--- start Records for the task ---
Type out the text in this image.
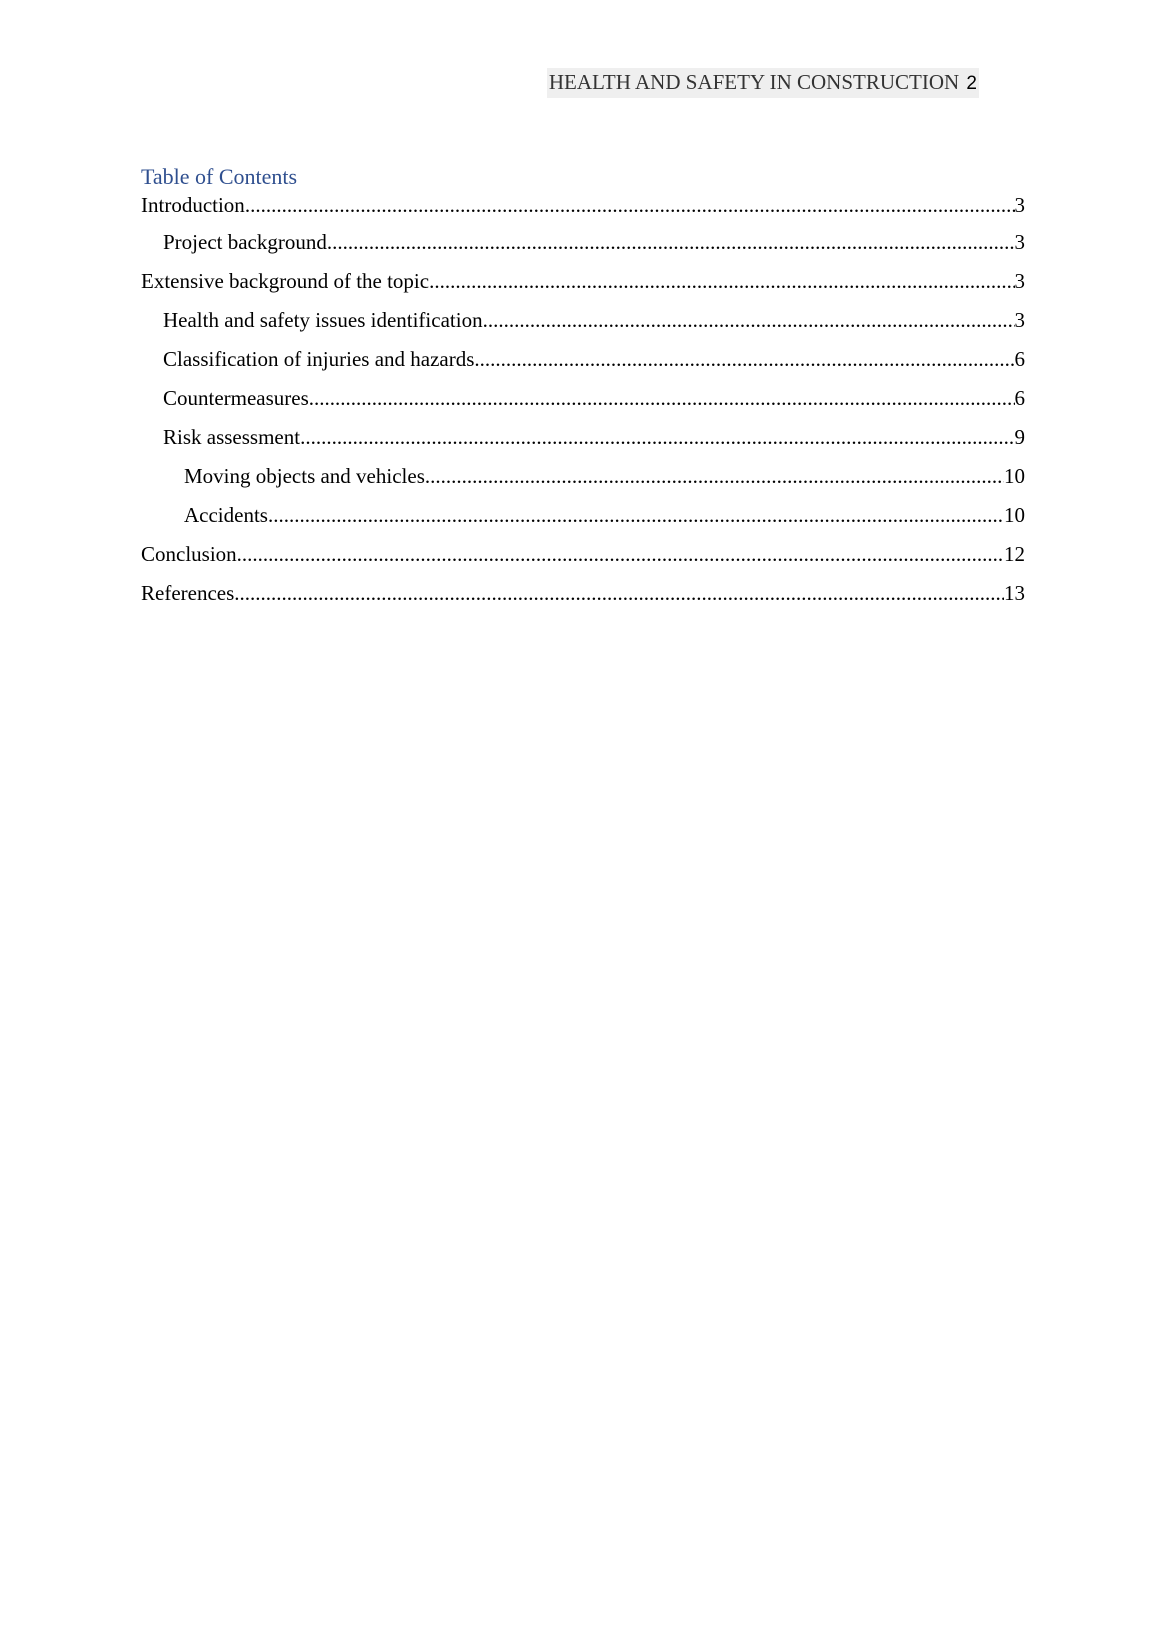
HEALTH AND SAFETY IN CONSTRUCTION 2
Table of Contents
Introduction .....	3
Project background .....	3
Extensive background of the topic .....	3
Health and safety issues identification .....	3
Classification of injuries and hazards .....	6
Countermeasures .....	6
Risk assessment .....	9
Moving objects and vehicles .....	10
Accidents .....	10
Conclusion .....	12
References .....	13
--- end Records for the task ---
#### [Written exercise]
Please transcribe the material above exactly as written. Leave the pictures out.

#### [Correct output]
Type out the text in this image.
HEALTH AND SAFETY IN CONSTRUCTION 2
Table of Contents
Introduction .....	3
Project background .....	3
Extensive background of the topic .....	3
Health and safety issues identification .....	3
Classification of injuries and hazards .....	6
Countermeasures .....	6
Risk assessment .....	9
Moving objects and vehicles .....	10
Accidents .....	10
Conclusion .....	12
References .....	13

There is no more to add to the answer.